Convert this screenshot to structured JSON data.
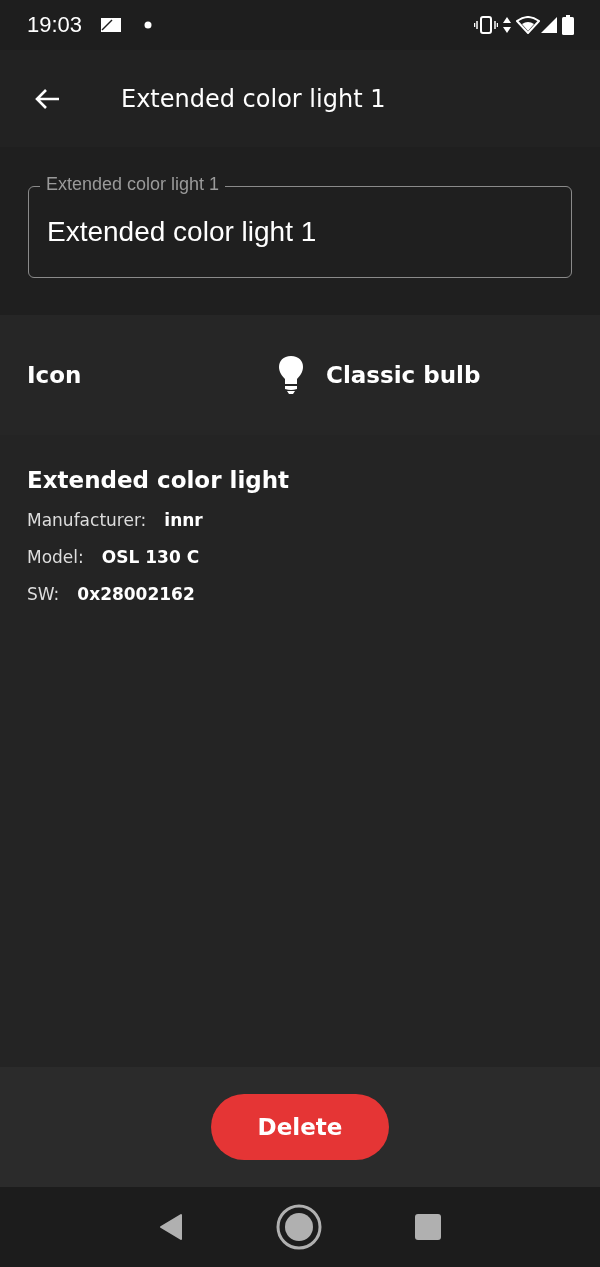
{
  "status_bar": {
    "time": "19:03"
  },
  "app_bar": {
    "title": "Extended color light 1"
  },
  "name_field": {
    "label": "Extended color light 1",
    "value": "Extended color light 1"
  },
  "icon_row": {
    "label": "Icon",
    "value": "Classic bulb"
  },
  "details": {
    "title": "Extended color light",
    "rows": [
      {
        "label": "Manufacturer:",
        "value": "innr"
      },
      {
        "label": "Model:",
        "value": "OSL 130 C"
      },
      {
        "label": "SW:",
        "value": "0x28002162"
      }
    ]
  },
  "delete_button": {
    "label": "Delete"
  }
}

## Objective
Repeat the data in full and exactly. Omit pictures.

## Full answer
Convert this screenshot to structured JSON data.
{
  "status_bar": {
    "time": "19:03"
  },
  "app_bar": {
    "title": "Extended color light 1"
  },
  "name_field": {
    "label": "Extended color light 1",
    "value": "Extended color light 1"
  },
  "icon_row": {
    "label": "Icon",
    "value": "Classic bulb"
  },
  "details": {
    "title": "Extended color light",
    "rows": [
      {
        "label": "Manufacturer:",
        "value": "innr"
      },
      {
        "label": "Model:",
        "value": "OSL 130 C"
      },
      {
        "label": "SW:",
        "value": "0x28002162"
      }
    ]
  },
  "delete_button": {
    "label": "Delete"
  }
}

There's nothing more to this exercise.